◆ **STATED TASK**: Copy out the interview passage below on Negev demographics and child allowances in full, word for word.

◆ **SELECTED PASSAGE**:
::::

To this day, the Beduin are taking demographic and geographic control of the Negev, because we failed to take the appropriate steps to secure our most vital needs. In extreme cases, a Beduin marries his cousin; they have 15 children. He takes a second wife from the Hebron mountains; he has another 15 children. He takes a third wife from the Gaza Strip; then has yet another 15 children. Then he can take more and divorce as many as he pleases, who collect Bituah Leumi [National Insurance money] as single mothers. With his 45 or 60 children, in one generation, he is a village. So not building a fence is a crime against Zionism. If you let Palestinians from Gaza and the West Bank move freely into Israel, we are doomed.

Policemen arrest an anti-disengagement protester.
Photo: Ariel Jerozolimski [archive]
The worst danger was the allocation of child allowances, because it encouraged Muslim Arabs and haredi Jews (Christian Arabs didn't go in this direction) to have many children and only one parent participating in the workforce. Such a policy increases the non-Zionist, non-productive, non-democratic and non-modern elements within the country. This is an existential threat to Israel - almost as much as an Iranian nuclear bomb.
In 2003, when Binyamin Netanyahu was finance minister, he reduced the child allowances. This was as important as having aircraft that can reach Iran.
You don't really believe that people have dozens of children because of child allowances, do you? Wouldn't the populations in question be having that many children anyway?
There is this legend, perpetuated by people who don't know what they're talking about, that haredim necessarily have many children and don't work because their religious belief dictates it. But look at haredim in Antwerp or in New York: They work and have far fewer children. The same goes for the Arab world. The campaign in Egypt to lower the birthrate succeeded, as it did in Iran.

::::

◆ **DATASET EXTRACT**:
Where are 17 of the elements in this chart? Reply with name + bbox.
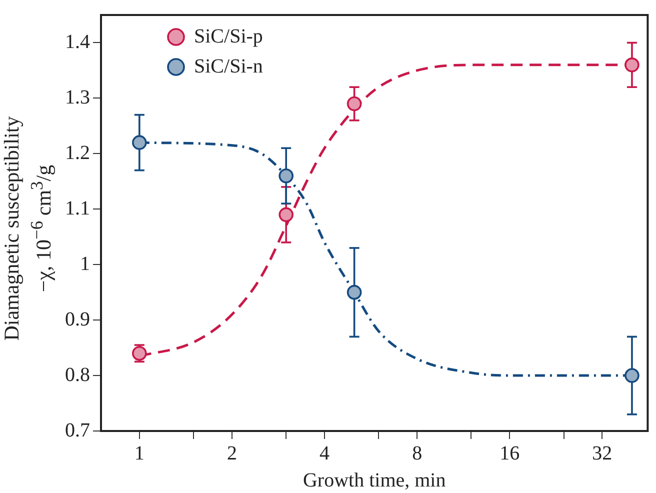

::::

◆ **TASK RESULT**:
To this day, the Beduin are taking demographic and geographic control of the Negev, because we failed to take the appropriate steps to secure our most vital needs. In extreme cases, a Beduin marries his cousin; they have 15 children. He takes a second wife from the Hebron mountains; he has another 15 children. He takes a third wife from the Gaza Strip; then has yet another 15 children. Then he can take more and divorce as many as he pleases, who collect Bituah Leumi [National Insurance money] as single mothers. With his 45 or 60 children, in one generation, he is a village. So not building a fence is a crime against Zionism. If you let Palestinians from Gaza and the West Bank move freely into Israel, we are doomed.

Policemen arrest an anti-disengagement protester.
Photo: Ariel Jerozolimski [archive]
The worst danger was the allocation of child allowances, because it encouraged Muslim Arabs and haredi Jews (Christian Arabs didn't go in this direction) to have many children and only one parent participating in the workforce. Such a policy increases the non-Zionist, non-productive, non-democratic and non-modern elements within the country. This is an existential threat to Israel - almost as much as an Iranian nuclear bomb.
In 2003, when Binyamin Netanyahu was finance minister, he reduced the child allowances. This was as important as having aircraft that can reach Iran.
You don't really believe that people have dozens of children because of child allowances, do you? Wouldn't the populations in question be having that many children anyway?
There is this legend, perpetuated by people who don't know what they're talking about, that haredim necessarily have many children and don't work because their religious belief dictates it. But look at haredim in Antwerp or in New York: They work and have far fewer children. The same goes for the Arab world. The campaign in Egypt to lower the birthrate succeeded, as it did in Iran.